Given exercise:
Exclude any images and output the remaining records exactly.

-------- Data entries

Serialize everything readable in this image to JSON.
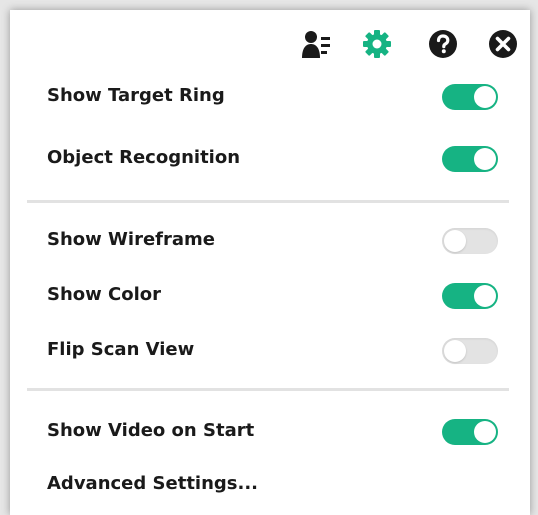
{
  "toolbar": {
    "icons": [
      {
        "name": "profile-list-icon",
        "color": "#1a1a1a"
      },
      {
        "name": "settings-gear-icon",
        "color": "#16b383"
      },
      {
        "name": "help-icon",
        "color": "#1a1a1a"
      },
      {
        "name": "close-icon",
        "color": "#1a1a1a"
      }
    ]
  },
  "settings": {
    "show_target_ring": {
      "label": "Show Target Ring",
      "enabled": true
    },
    "object_recognition": {
      "label": "Object Recognition",
      "enabled": true
    },
    "show_wireframe": {
      "label": "Show Wireframe",
      "enabled": false
    },
    "show_color": {
      "label": "Show Color",
      "enabled": true
    },
    "flip_scan_view": {
      "label": "Flip Scan View",
      "enabled": false
    },
    "show_video_on_start": {
      "label": "Show Video on Start",
      "enabled": true
    },
    "advanced_settings": {
      "label": "Advanced Settings..."
    }
  },
  "colors": {
    "accent": "#16b383",
    "toggle_off": "#e3e3e3",
    "text": "#1a1a1a"
  }
}
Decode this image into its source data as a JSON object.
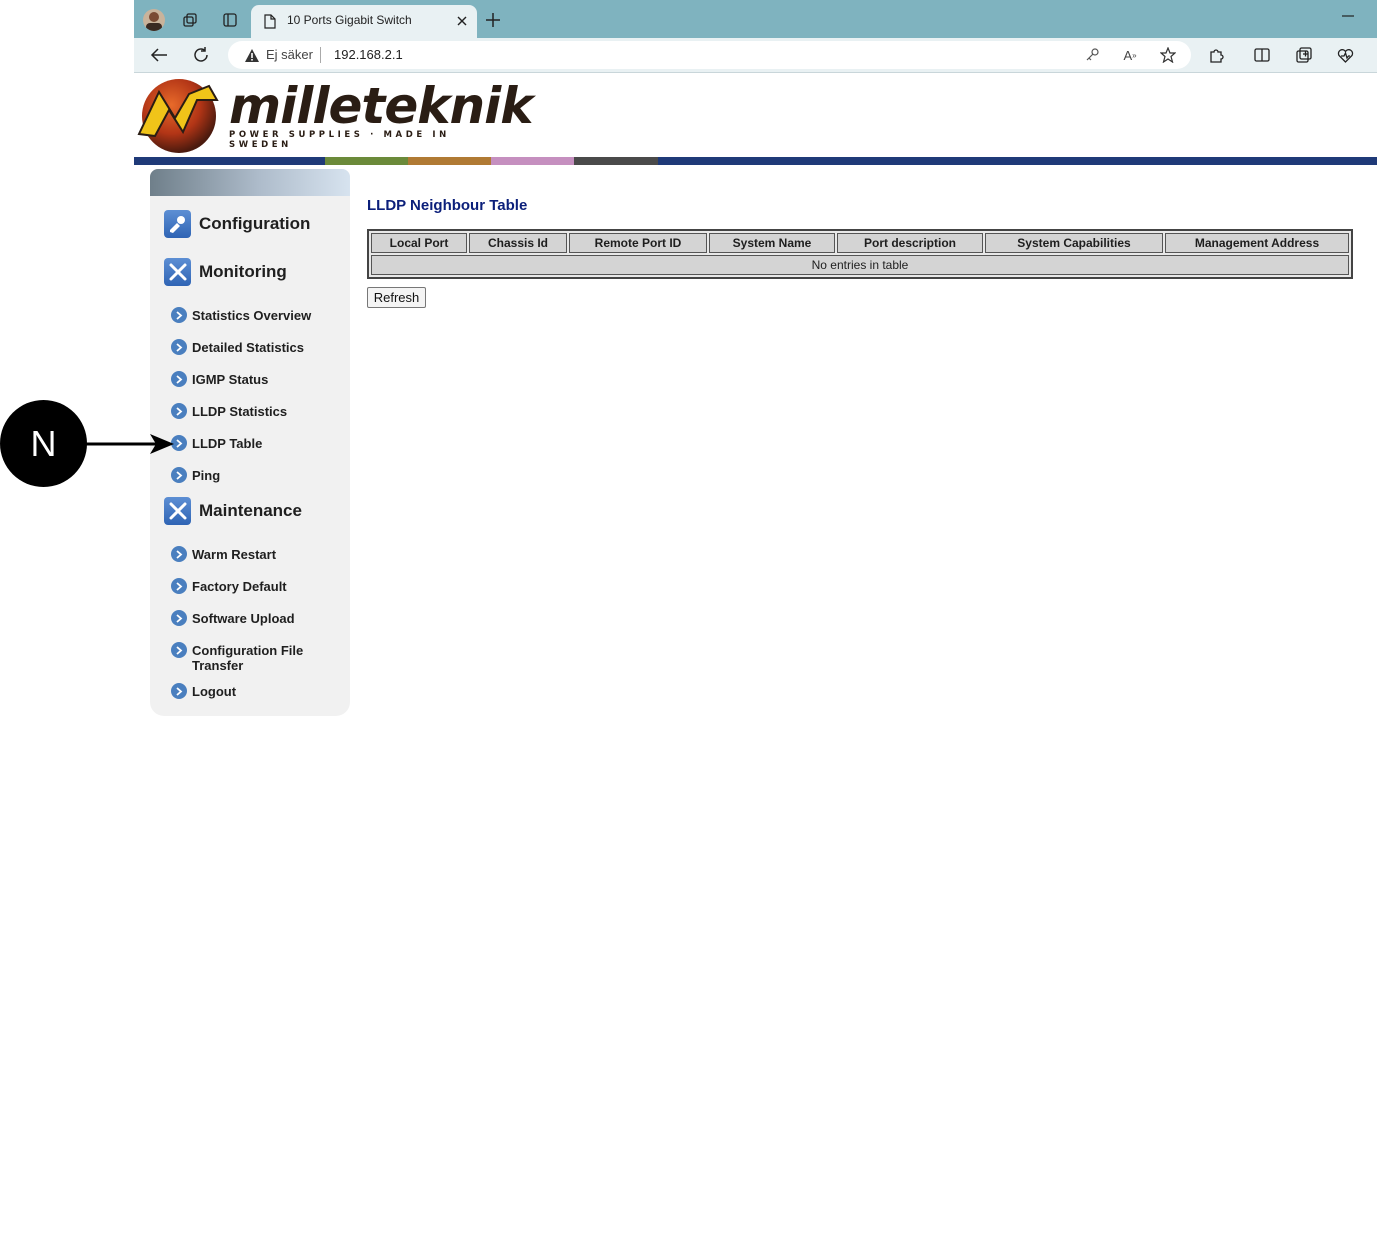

----------------

Task solution:
Serialize everything readable in this image to JSON.
{
  "toolbar": {
    "icons": [
      {
        "name": "profile-list-icon",
        "color": "#1a1a1a"
      },
      {
        "name": "settings-gear-icon",
        "color": "#16b383"
      },
      {
        "name": "help-icon",
        "color": "#1a1a1a"
      },
      {
        "name": "close-icon",
        "color": "#1a1a1a"
      }
    ]
  },
  "settings": {
    "show_target_ring": {
      "label": "Show Target Ring",
      "enabled": true
    },
    "object_recognition": {
      "label": "Object Recognition",
      "enabled": true
    },
    "show_wireframe": {
      "label": "Show Wireframe",
      "enabled": false
    },
    "show_color": {
      "label": "Show Color",
      "enabled": true
    },
    "flip_scan_view": {
      "label": "Flip Scan View",
      "enabled": false
    },
    "show_video_on_start": {
      "label": "Show Video on Start",
      "enabled": true
    },
    "advanced_settings": {
      "label": "Advanced Settings..."
    }
  },
  "colors": {
    "accent": "#16b383",
    "toggle_off": "#e3e3e3",
    "text": "#1a1a1a"
  }
}
Decode this image into its source data as a JSON object.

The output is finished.